Say how many lines contain "What"; the answer is the number alone.

============

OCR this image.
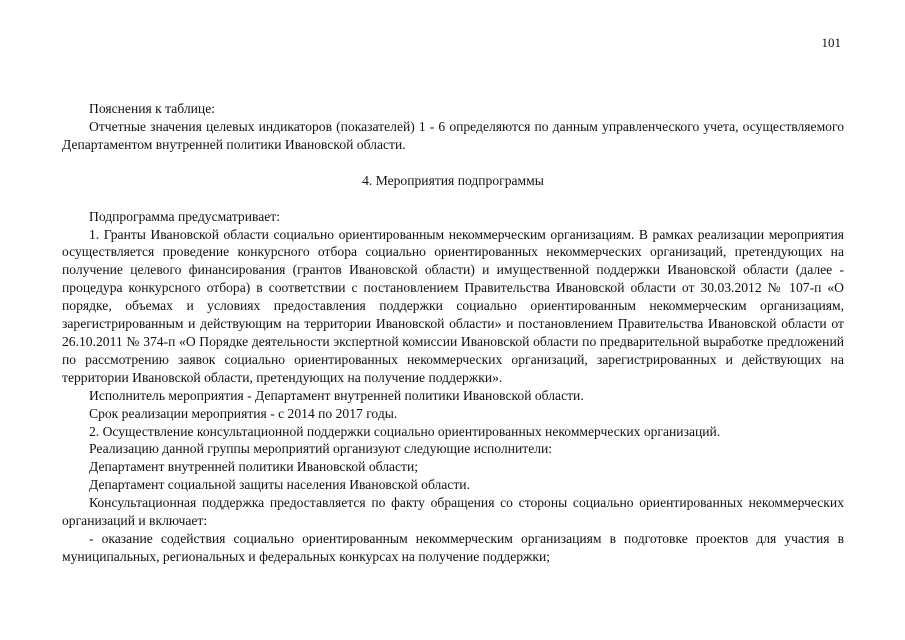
101

Пояснения к таблице:

Отчетные значения целевых индикаторов (показателей) 1 - 6 определяются по данным управленческого учета, осуществляемого Департаментом внутренней политики Ивановской области.

4. Мероприятия подпрограммы

Подпрограмма предусматривает:

1. Гранты Ивановской области социально ориентированным некоммерческим организациям. В рамках реализации мероприятия осуществляется проведение конкурсного отбора социально ориентированных некоммерческих организаций, претендующих на получение целевого финансирования (грантов Ивановской области) и имущественной поддержки Ивановской области (далее - процедура конкурсного отбора) в соответствии с постановлением Правительства Ивановской области от 30.03.2012 № 107-п «О порядке, объемах и условиях предоставления поддержки социально ориентированным некоммерческим организациям, зарегистрированным и действующим на территории Ивановской области» и постановлением Правительства Ивановской области от 26.10.2011 № 374-п «О Порядке деятельности экспертной комиссии Ивановской области по предварительной выработке предложений по рассмотрению заявок социально ориентированных некоммерческих организаций, зарегистрированных и действующих на территории Ивановской области, претендующих на получение поддержки».

Исполнитель мероприятия - Департамент внутренней политики Ивановской области.

Срок реализации мероприятия - с 2014 по 2017 годы.

2. Осуществление консультационной поддержки социально ориентированных некоммерческих организаций.

Реализацию данной группы мероприятий организуют следующие исполнители:

Департамент внутренней политики Ивановской области;

Департамент социальной защиты населения Ивановской области.

Консультационная поддержка предоставляется по факту обращения со стороны социально ориентированных некоммерческих организаций и включает:

- оказание содействия социально ориентированным некоммерческим организациям в подготовке проектов для участия в муниципальных, региональных и федеральных конкурсах на получение поддержки;
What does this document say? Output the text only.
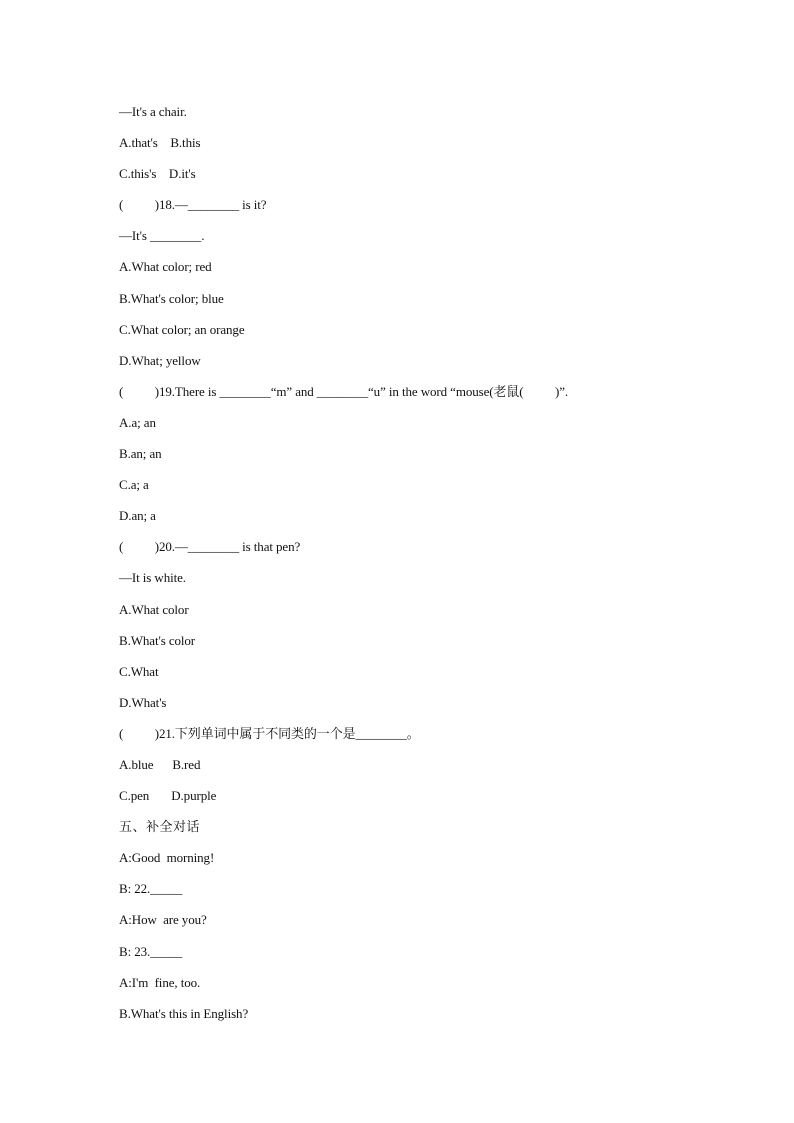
—It's a chair.
A.that's    B.this
C.this's    D.it's
(          )18.—________ is it?
—It's ________.
A.What color; red
B.What's color; blue
C.What color; an orange
D.What; yellow
(          )19.There is ________“m” and ________“u” in the word “mouse(老鼠(          )”.
A.a; an
B.an; an
C.a; a
D.an; a
(          )20.—________ is that pen?
—It is white.
A.What color
B.What's color
C.What
D.What's
(          )21.下列单词中属于不同类的一个是________。
A.blue      B.red
C.pen       D.purple
五、补全对话
A:Good  morning!
B: 22._____
A:How  are you?
B: 23._____
A:I'm  fine, too.
B.What's this in English?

============

■ **Solution below**
10